• _PROBLEM DETAILS_
Without the pictures, write out all the lines below exactly as they appear.

+++ RECORD SET +++

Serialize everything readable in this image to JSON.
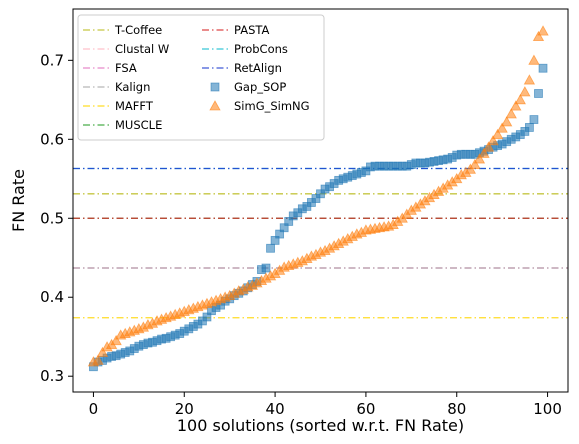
{
  "chart_data": {
    "type": "scatter",
    "xlabel": "100 solutions (sorted w.r.t. FN Rate)",
    "ylabel": "FN Rate",
    "xlim": [
      -4.5,
      104.5
    ],
    "ylim": [
      0.28,
      0.765
    ],
    "xticks": [
      0,
      20,
      40,
      60,
      80,
      100
    ],
    "yticks": [
      0.3,
      0.4,
      0.5,
      0.6,
      0.7
    ],
    "grid": false,
    "legend_position": "top-left",
    "reference_lines": [
      {
        "name": "T-Coffee",
        "value": 0.531,
        "color": "#bcbd22"
      },
      {
        "name": "Clustal W",
        "value": 0.437,
        "color": "#ffb6c1"
      },
      {
        "name": "FSA",
        "value": 0.437,
        "color": "#e377c2"
      },
      {
        "name": "Kalign",
        "value": 0.437,
        "color": "#aaaaaa"
      },
      {
        "name": "MAFFT",
        "value": 0.374,
        "color": "#ffd700"
      },
      {
        "name": "MUSCLE",
        "value": 0.5,
        "color": "#2ca02c"
      },
      {
        "name": "PASTA",
        "value": 0.5,
        "color": "#d62728"
      },
      {
        "name": "ProbCons",
        "value": 0.563,
        "color": "#17becf"
      },
      {
        "name": "RetAlign",
        "value": 0.563,
        "color": "#1f3fd1"
      }
    ],
    "series": [
      {
        "name": "Gap_SOP",
        "marker": "square",
        "color": "#1f77b4",
        "values": [
          0.312,
          0.318,
          0.32,
          0.323,
          0.325,
          0.326,
          0.328,
          0.33,
          0.332,
          0.335,
          0.338,
          0.34,
          0.342,
          0.343,
          0.345,
          0.347,
          0.348,
          0.35,
          0.352,
          0.354,
          0.357,
          0.36,
          0.363,
          0.366,
          0.37,
          0.375,
          0.383,
          0.387,
          0.39,
          0.395,
          0.398,
          0.402,
          0.405,
          0.408,
          0.412,
          0.416,
          0.42,
          0.435,
          0.437,
          0.462,
          0.472,
          0.48,
          0.488,
          0.496,
          0.503,
          0.507,
          0.512,
          0.515,
          0.52,
          0.525,
          0.531,
          0.537,
          0.54,
          0.544,
          0.548,
          0.55,
          0.552,
          0.554,
          0.556,
          0.558,
          0.56,
          0.565,
          0.566,
          0.566,
          0.566,
          0.566,
          0.566,
          0.566,
          0.566,
          0.566,
          0.568,
          0.57,
          0.57,
          0.57,
          0.571,
          0.572,
          0.573,
          0.574,
          0.575,
          0.577,
          0.58,
          0.581,
          0.581,
          0.581,
          0.581,
          0.583,
          0.585,
          0.587,
          0.59,
          0.592,
          0.594,
          0.597,
          0.6,
          0.603,
          0.606,
          0.61,
          0.615,
          0.625,
          0.658,
          0.69
        ]
      },
      {
        "name": "SimG_SimNG",
        "marker": "triangle",
        "color": "#ff7f0e",
        "values": [
          0.318,
          0.32,
          0.33,
          0.337,
          0.34,
          0.345,
          0.352,
          0.354,
          0.356,
          0.358,
          0.36,
          0.362,
          0.365,
          0.367,
          0.37,
          0.372,
          0.374,
          0.376,
          0.378,
          0.38,
          0.382,
          0.384,
          0.386,
          0.388,
          0.39,
          0.392,
          0.394,
          0.396,
          0.398,
          0.4,
          0.402,
          0.405,
          0.408,
          0.41,
          0.413,
          0.415,
          0.418,
          0.421,
          0.424,
          0.427,
          0.43,
          0.434,
          0.438,
          0.44,
          0.442,
          0.444,
          0.446,
          0.449,
          0.452,
          0.454,
          0.457,
          0.459,
          0.462,
          0.465,
          0.468,
          0.471,
          0.474,
          0.477,
          0.48,
          0.482,
          0.485,
          0.486,
          0.487,
          0.488,
          0.489,
          0.49,
          0.492,
          0.496,
          0.5,
          0.505,
          0.51,
          0.514,
          0.518,
          0.522,
          0.526,
          0.53,
          0.534,
          0.538,
          0.542,
          0.546,
          0.55,
          0.555,
          0.558,
          0.562,
          0.568,
          0.575,
          0.582,
          0.59,
          0.598,
          0.606,
          0.614,
          0.622,
          0.632,
          0.642,
          0.65,
          0.66,
          0.675,
          0.7,
          0.73,
          0.737
        ]
      }
    ]
  }
}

+++

• _RESPONSE TO THIS TASK_
Serialize everything readable in this image to JSON.
{
  "chart_data": {
    "type": "scatter",
    "xlabel": "100 solutions (sorted w.r.t. FN Rate)",
    "ylabel": "FN Rate",
    "xlim": [
      -4.5,
      104.5
    ],
    "ylim": [
      0.28,
      0.765
    ],
    "xticks": [
      0,
      20,
      40,
      60,
      80,
      100
    ],
    "yticks": [
      0.3,
      0.4,
      0.5,
      0.6,
      0.7
    ],
    "grid": false,
    "legend_position": "top-left",
    "reference_lines": [
      {
        "name": "T-Coffee",
        "value": 0.531,
        "color": "#bcbd22"
      },
      {
        "name": "Clustal W",
        "value": 0.437,
        "color": "#ffb6c1"
      },
      {
        "name": "FSA",
        "value": 0.437,
        "color": "#e377c2"
      },
      {
        "name": "Kalign",
        "value": 0.437,
        "color": "#aaaaaa"
      },
      {
        "name": "MAFFT",
        "value": 0.374,
        "color": "#ffd700"
      },
      {
        "name": "MUSCLE",
        "value": 0.5,
        "color": "#2ca02c"
      },
      {
        "name": "PASTA",
        "value": 0.5,
        "color": "#d62728"
      },
      {
        "name": "ProbCons",
        "value": 0.563,
        "color": "#17becf"
      },
      {
        "name": "RetAlign",
        "value": 0.563,
        "color": "#1f3fd1"
      }
    ],
    "series": [
      {
        "name": "Gap_SOP",
        "marker": "square",
        "color": "#1f77b4",
        "values": [
          0.312,
          0.318,
          0.32,
          0.323,
          0.325,
          0.326,
          0.328,
          0.33,
          0.332,
          0.335,
          0.338,
          0.34,
          0.342,
          0.343,
          0.345,
          0.347,
          0.348,
          0.35,
          0.352,
          0.354,
          0.357,
          0.36,
          0.363,
          0.366,
          0.37,
          0.375,
          0.383,
          0.387,
          0.39,
          0.395,
          0.398,
          0.402,
          0.405,
          0.408,
          0.412,
          0.416,
          0.42,
          0.435,
          0.437,
          0.462,
          0.472,
          0.48,
          0.488,
          0.496,
          0.503,
          0.507,
          0.512,
          0.515,
          0.52,
          0.525,
          0.531,
          0.537,
          0.54,
          0.544,
          0.548,
          0.55,
          0.552,
          0.554,
          0.556,
          0.558,
          0.56,
          0.565,
          0.566,
          0.566,
          0.566,
          0.566,
          0.566,
          0.566,
          0.566,
          0.566,
          0.568,
          0.57,
          0.57,
          0.57,
          0.571,
          0.572,
          0.573,
          0.574,
          0.575,
          0.577,
          0.58,
          0.581,
          0.581,
          0.581,
          0.581,
          0.583,
          0.585,
          0.587,
          0.59,
          0.592,
          0.594,
          0.597,
          0.6,
          0.603,
          0.606,
          0.61,
          0.615,
          0.625,
          0.658,
          0.69
        ]
      },
      {
        "name": "SimG_SimNG",
        "marker": "triangle",
        "color": "#ff7f0e",
        "values": [
          0.318,
          0.32,
          0.33,
          0.337,
          0.34,
          0.345,
          0.352,
          0.354,
          0.356,
          0.358,
          0.36,
          0.362,
          0.365,
          0.367,
          0.37,
          0.372,
          0.374,
          0.376,
          0.378,
          0.38,
          0.382,
          0.384,
          0.386,
          0.388,
          0.39,
          0.392,
          0.394,
          0.396,
          0.398,
          0.4,
          0.402,
          0.405,
          0.408,
          0.41,
          0.413,
          0.415,
          0.418,
          0.421,
          0.424,
          0.427,
          0.43,
          0.434,
          0.438,
          0.44,
          0.442,
          0.444,
          0.446,
          0.449,
          0.452,
          0.454,
          0.457,
          0.459,
          0.462,
          0.465,
          0.468,
          0.471,
          0.474,
          0.477,
          0.48,
          0.482,
          0.485,
          0.486,
          0.487,
          0.488,
          0.489,
          0.49,
          0.492,
          0.496,
          0.5,
          0.505,
          0.51,
          0.514,
          0.518,
          0.522,
          0.526,
          0.53,
          0.534,
          0.538,
          0.542,
          0.546,
          0.55,
          0.555,
          0.558,
          0.562,
          0.568,
          0.575,
          0.582,
          0.59,
          0.598,
          0.606,
          0.614,
          0.622,
          0.632,
          0.642,
          0.65,
          0.66,
          0.675,
          0.7,
          0.73,
          0.737
        ]
      }
    ]
  }
}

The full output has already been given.